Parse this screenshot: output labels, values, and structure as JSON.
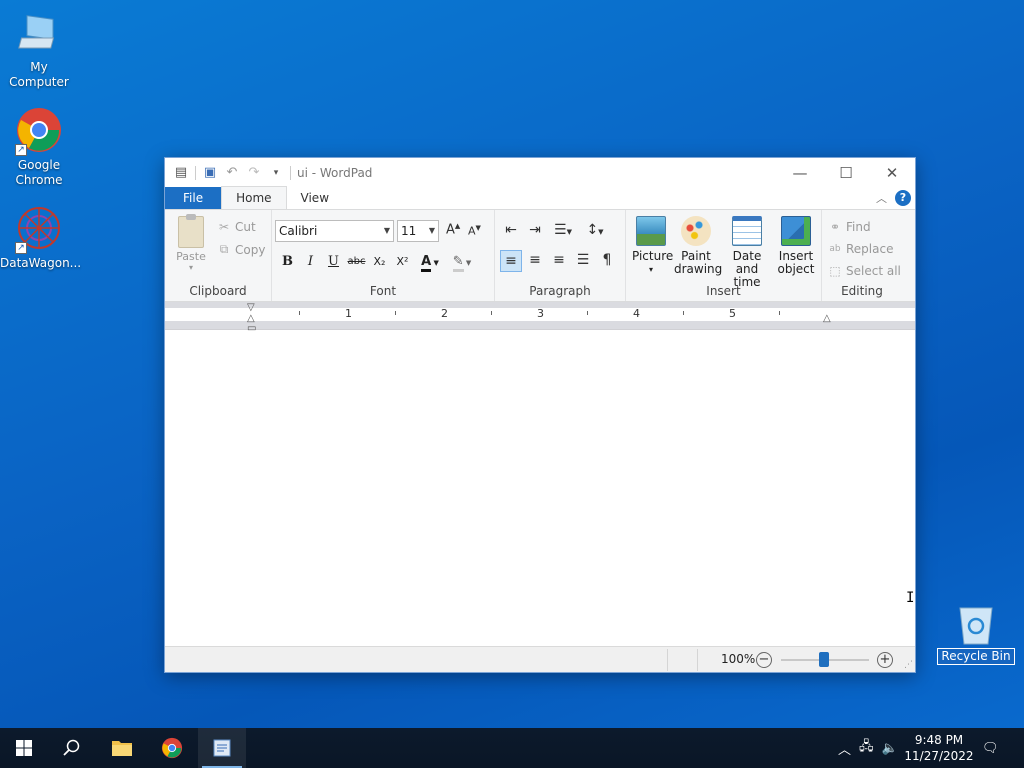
{
  "desktop": {
    "icons": [
      {
        "label": "My Computer",
        "icon": "computer-icon"
      },
      {
        "label": "Google Chrome",
        "icon": "chrome-icon"
      },
      {
        "label": "DataWagon...",
        "icon": "datawagon-icon"
      },
      {
        "label": "Recycle Bin",
        "icon": "recycle-bin-icon"
      }
    ]
  },
  "window": {
    "title": "ui - WordPad",
    "tabs": {
      "file": "File",
      "home": "Home",
      "view": "View"
    },
    "help": "?",
    "ribbon": {
      "clipboard": {
        "label": "Clipboard",
        "paste": "Paste",
        "cut": "Cut",
        "copy": "Copy"
      },
      "font": {
        "label": "Font",
        "family": "Calibri",
        "size": "11"
      },
      "paragraph": {
        "label": "Paragraph"
      },
      "insert": {
        "label": "Insert",
        "picture": "Picture",
        "paint_line1": "Paint",
        "paint_line2": "drawing",
        "date_line1": "Date and",
        "date_line2": "time",
        "object_line1": "Insert",
        "object_line2": "object"
      },
      "editing": {
        "label": "Editing",
        "find": "Find",
        "replace": "Replace",
        "select_all": "Select all"
      }
    },
    "ruler": {
      "numbers": [
        "1",
        "2",
        "3",
        "4",
        "5"
      ]
    },
    "status": {
      "zoom": "100%",
      "zoom_level": 1.0
    }
  },
  "taskbar": {
    "time": "9:48 PM",
    "date": "11/27/2022"
  },
  "colors": {
    "accent": "#1c6fc4",
    "desktop": "#0a63c4",
    "taskbar": "#0c1a2c"
  }
}
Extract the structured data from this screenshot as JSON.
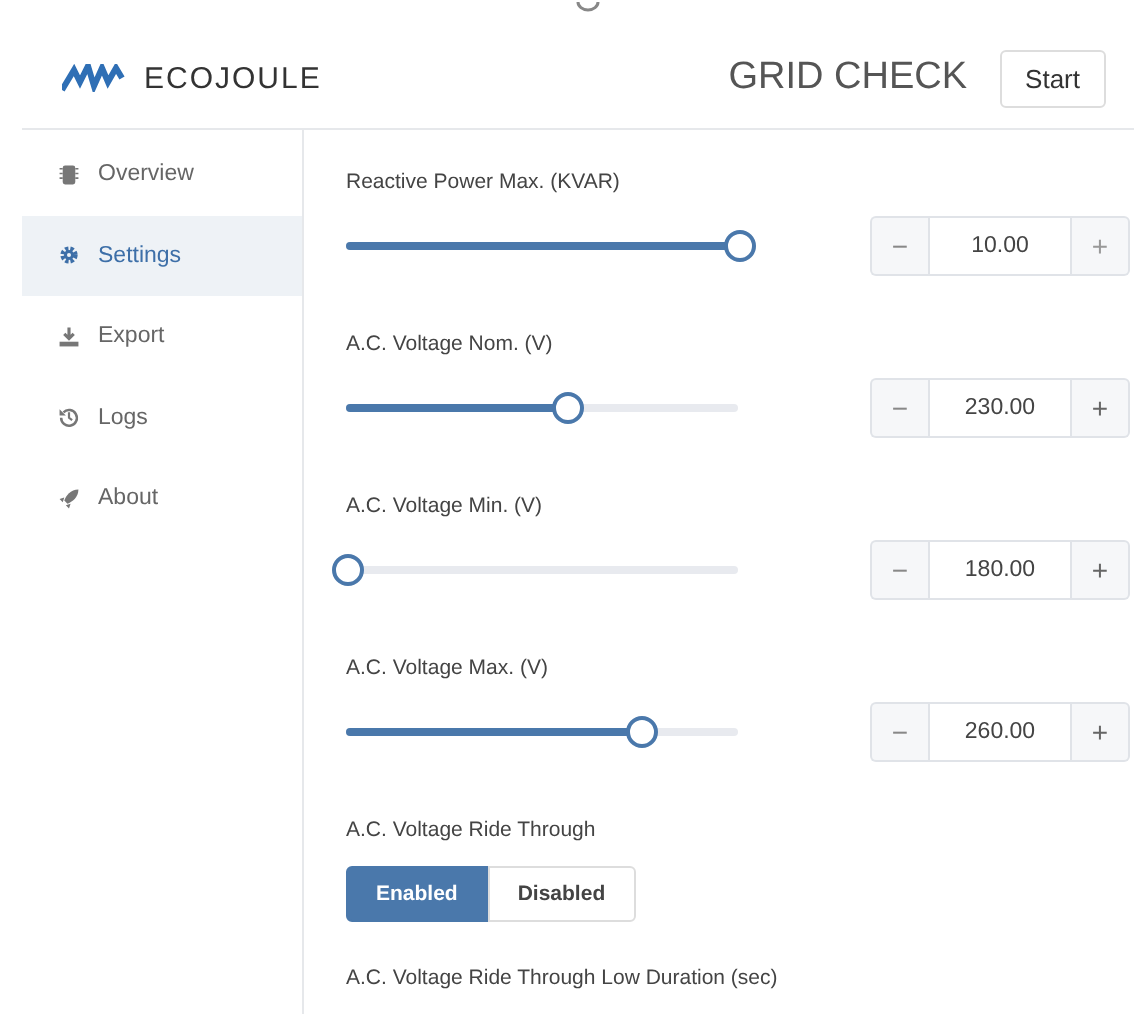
{
  "header": {
    "logo": "ECOJOULE",
    "title": "GRID CHECK",
    "start_button": "Start"
  },
  "sidebar": {
    "items": [
      {
        "label": "Overview",
        "selected": false
      },
      {
        "label": "Settings",
        "selected": true
      },
      {
        "label": "Export",
        "selected": false
      },
      {
        "label": "Logs",
        "selected": false
      },
      {
        "label": "About",
        "selected": false
      }
    ]
  },
  "settings": [
    {
      "kind": "slider",
      "label": "Reactive Power Max. (KVAR)",
      "level": 1.0,
      "value": "10.00",
      "minus": "−",
      "plus": "+",
      "plus_disabled": true
    },
    {
      "kind": "slider",
      "label": "A.C. Voltage Nom. (V)",
      "level": 0.56,
      "value": "230.00",
      "minus": "−",
      "plus": "+",
      "plus_disabled": false
    },
    {
      "kind": "slider",
      "label": "A.C. Voltage Min. (V)",
      "level": 0.0,
      "value": "180.00",
      "minus": "−",
      "plus": "+",
      "plus_disabled": false
    },
    {
      "kind": "slider",
      "label": "A.C. Voltage Max. (V)",
      "level": 0.75,
      "value": "260.00",
      "minus": "−",
      "plus": "+",
      "plus_disabled": false
    },
    {
      "kind": "toggle",
      "label": "A.C. Voltage Ride Through",
      "options": [
        {
          "label": "Enabled",
          "selected": true
        },
        {
          "label": "Disabled",
          "selected": false
        }
      ]
    },
    {
      "kind": "heading",
      "label": "A.C. Voltage Ride Through Low Duration (sec)"
    }
  ]
}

Work to complete: Search the lines above for the string "Voltage", then show every one that has it.

Full answer:
      "label": "A.C. Voltage Nom. (V)",
      "label": "A.C. Voltage Min. (V)",
      "label": "A.C. Voltage Max. (V)",
      "label": "A.C. Voltage Ride Through",
      "label": "A.C. Voltage Ride Through Low Duration (sec)"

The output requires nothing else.